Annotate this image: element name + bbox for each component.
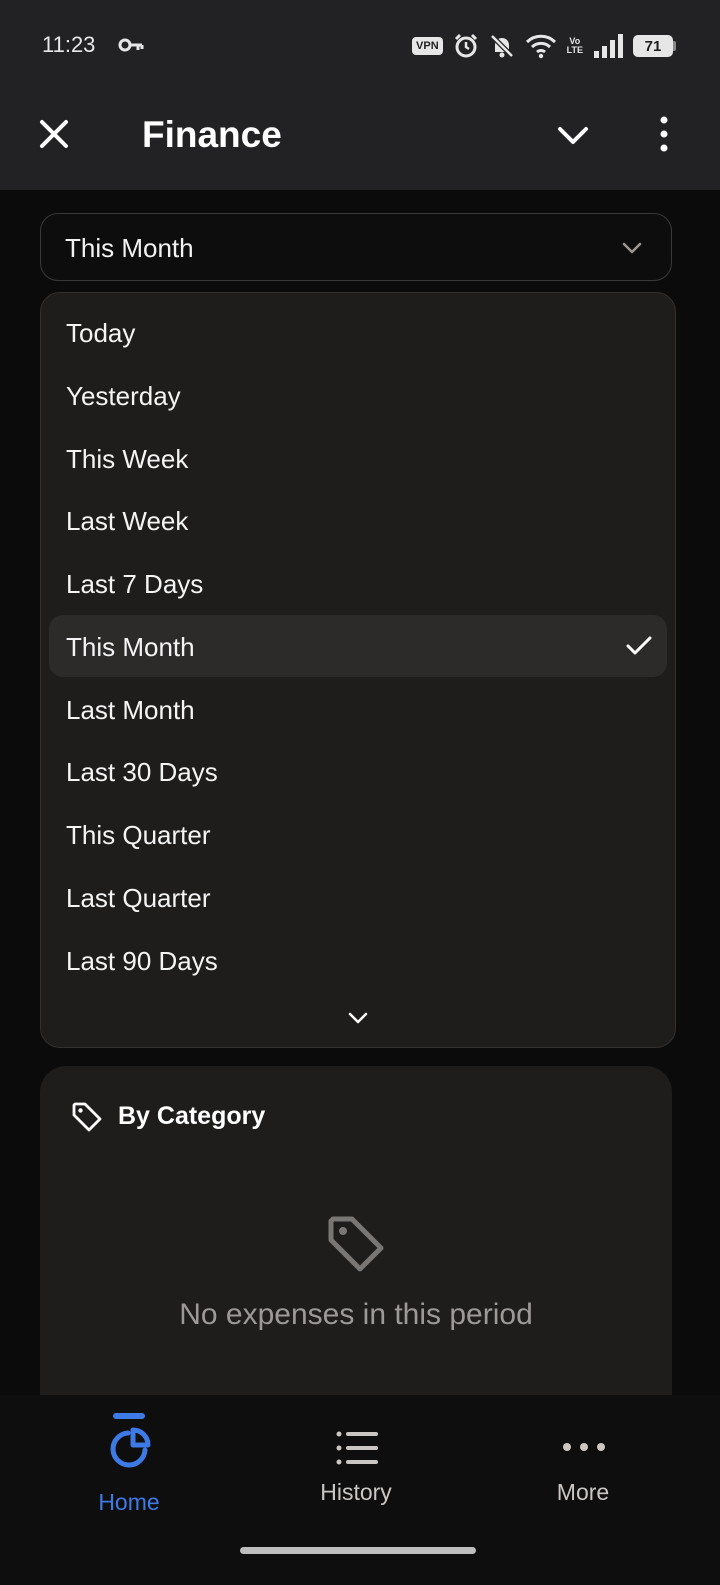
option-label: This Week — [66, 444, 189, 474]
option-this-week[interactable]: This Week — [49, 427, 667, 489]
wifi-icon — [525, 34, 556, 59]
status-icons: VPN Vo LTE 71 — [412, 30, 676, 62]
nav-label: Home — [98, 1489, 160, 1515]
nav-more[interactable]: More — [463, 1395, 703, 1535]
battery-icon: 71 — [633, 35, 676, 57]
option-label: This Quarter — [66, 820, 211, 850]
option-label: Last Quarter — [66, 883, 211, 913]
option-label: Yesterday — [66, 381, 181, 411]
tag-icon — [72, 1102, 102, 1132]
volte-indicator: Vo LTE — [567, 37, 583, 55]
vpn-badge: VPN — [412, 37, 443, 55]
alarm-icon — [454, 33, 477, 58]
app-bar: Finance — [0, 90, 720, 190]
nav-home[interactable]: Home — [9, 1395, 249, 1535]
option-last-30-days[interactable]: Last 30 Days — [49, 740, 667, 802]
option-last-90-days[interactable]: Last 90 Days — [49, 929, 667, 991]
nav-history[interactable]: History — [236, 1395, 476, 1535]
option-label: Last Week — [66, 506, 189, 536]
chevron-down-icon — [622, 242, 642, 254]
status-bar: 11:23 VPN Vo LTE 71 — [0, 0, 720, 90]
active-indicator — [113, 1413, 145, 1419]
period-select-value: This Month — [65, 233, 194, 263]
pie-chart-icon — [110, 1427, 151, 1468]
chevron-down-icon[interactable] — [556, 118, 590, 152]
scroll-down-icon[interactable] — [346, 1009, 370, 1027]
card-title: By Category — [118, 1102, 266, 1130]
close-icon[interactable] — [36, 116, 72, 152]
more-horizontal-icon — [563, 1443, 605, 1451]
option-label: This Month — [66, 632, 195, 662]
list-icon — [336, 1431, 378, 1465]
category-card: By Category No expenses in this period — [40, 1066, 672, 1406]
option-label: Last 90 Days — [66, 946, 218, 976]
option-last-7-days[interactable]: Last 7 Days — [49, 552, 667, 614]
option-label: Last Month — [66, 695, 195, 725]
period-select[interactable]: This Month — [40, 213, 672, 281]
battery-level: 71 — [644, 37, 662, 55]
option-label: Today — [66, 318, 136, 348]
volte-bottom: LTE — [566, 45, 583, 55]
period-dropdown-menu: Today Yesterday This Week Last Week Last… — [40, 292, 676, 1048]
option-label: Last 30 Days — [66, 757, 218, 787]
check-icon — [626, 636, 652, 655]
option-label: Last 7 Days — [66, 569, 204, 599]
option-this-quarter[interactable]: This Quarter — [49, 803, 667, 865]
page-title: Finance — [142, 114, 282, 155]
option-last-month[interactable]: Last Month — [49, 678, 667, 740]
status-time: 11:23 — [42, 32, 96, 57]
tag-icon — [328, 1216, 384, 1272]
gesture-bar — [0, 1535, 720, 1585]
option-last-week[interactable]: Last Week — [49, 489, 667, 551]
more-vertical-icon[interactable] — [652, 114, 676, 154]
option-this-month[interactable]: This Month — [49, 615, 667, 677]
option-today[interactable]: Today — [49, 301, 667, 363]
notifications-off-icon — [489, 34, 514, 58]
vpn-key-icon — [118, 38, 144, 52]
home-indicator[interactable] — [240, 1547, 476, 1554]
nav-label: More — [556, 1479, 610, 1505]
empty-state-message: No expenses in this period — [179, 1298, 533, 1331]
bottom-navigation: Home History More — [0, 1395, 720, 1535]
nav-label: History — [320, 1479, 392, 1505]
option-yesterday[interactable]: Yesterday — [49, 364, 667, 426]
signal-icon — [594, 34, 623, 58]
option-last-quarter[interactable]: Last Quarter — [49, 866, 667, 928]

^^^^

- Work instructions
Give every line of the listing above as a numbered list, leaving out blank lines and the picture.

- Task response
1. Annotate this image: element name + bbox for each component.
2. option-label: This Week — [66, 444, 189, 474]
3. option-this-week[interactable]: This Week — [49, 427, 667, 489]
4. wifi-icon — [525, 34, 556, 59]
5. status-icons: VPN Vo LTE 71 — [412, 30, 676, 62]
6. nav-label: Home — [98, 1489, 160, 1515]
7. nav-more[interactable]: More — [463, 1395, 703, 1535]
8. battery-icon: 71 — [633, 35, 676, 57]
9. option-label: This Quarter — [66, 820, 211, 850]
10. option-label: Last Quarter — [66, 883, 211, 913]
11. option-label: Yesterday — [66, 381, 181, 411]
12. tag-icon — [72, 1102, 102, 1132]
13. volte-indicator: Vo LTE — [567, 37, 583, 55]
14. vpn-badge: VPN — [412, 37, 443, 55]
15. alarm-icon — [454, 33, 477, 58]
16. app-bar: Finance — [0, 90, 720, 190]
17. nav-home[interactable]: Home — [9, 1395, 249, 1535]
18. option-last-30-days[interactable]: Last 30 Days — [49, 740, 667, 802]
19. option-last-90-days[interactable]: Last 90 Days — [49, 929, 667, 991]
20. nav-history[interactable]: History — [236, 1395, 476, 1535]
21. option-label: Last Week — [66, 506, 189, 536]
22. chevron-down-icon — [622, 242, 642, 254]
23. status-bar: 11:23 VPN Vo LTE 71 — [0, 0, 720, 90]
24. active-indicator — [113, 1413, 145, 1419]
25. period-select-value: This Month — [65, 233, 194, 263]
26. pie-chart-icon — [110, 1427, 151, 1468]
27. chevron-down-icon[interactable] — [556, 118, 590, 152]
28. scroll-down-icon[interactable] — [346, 1009, 370, 1027]
29. card-title: By Category — [118, 1102, 266, 1130]
30. close-icon[interactable] — [36, 116, 72, 152]
31. more-horizontal-icon — [563, 1443, 605, 1451]
32. option-label: This Month — [66, 632, 195, 662]
33. list-icon — [336, 1431, 378, 1465]
34. category-card: By Category No expenses in this period — [40, 1066, 672, 1406]
35. option-label: Last 90 Days — [66, 946, 218, 976]
36. option-last-7-days[interactable]: Last 7 Days — [49, 552, 667, 614]
37. option-label: Last Month — [66, 695, 195, 725]
38. period-select[interactable]: This Month — [40, 213, 672, 281]
39. battery-level: 71 — [644, 37, 662, 55]
40. option-label: Today — [66, 318, 136, 348]
41. volte-bottom: LTE — [566, 45, 583, 55]
42. period-dropdown-menu: Today Yesterday This Week Last Week Last… — [40, 292, 676, 1048]
43. option-label: Last 30 Days — [66, 757, 218, 787]
44. check-icon — [626, 636, 652, 655]
45. option-label: Last 7 Days — [66, 569, 204, 599]
46. option-this-quarter[interactable]: This Quarter — [49, 803, 667, 865]
47. page-title: Finance — [142, 114, 282, 155]
48. option-last-month[interactable]: Last Month — [49, 678, 667, 740]
49. status-time: 11:23 — [42, 32, 96, 57]
50. tag-icon — [328, 1216, 384, 1272]
51. gesture-bar — [0, 1535, 720, 1585]
52. option-last-week[interactable]: Last Week — [49, 489, 667, 551]
53. more-vertical-icon[interactable] — [652, 114, 676, 154]
54. option-this-month[interactable]: This Month — [49, 615, 667, 677]
55. option-today[interactable]: Today — [49, 301, 667, 363]
56. notifications-off-icon — [489, 34, 514, 58]
57. vpn-key-icon — [118, 38, 144, 52]
58. home-indicator[interactable] — [240, 1547, 476, 1554]
59. nav-label: More — [556, 1479, 610, 1505]
60. empty-state-message: No expenses in this period — [179, 1298, 533, 1331]
61. bottom-navigation: Home History More — [0, 1395, 720, 1535]
62. nav-label: History — [320, 1479, 392, 1505]
63. option-yesterday[interactable]: Yesterday — [49, 364, 667, 426]
64. signal-icon — [594, 34, 623, 58]
65. option-last-quarter[interactable]: Last Quarter — [49, 866, 667, 928]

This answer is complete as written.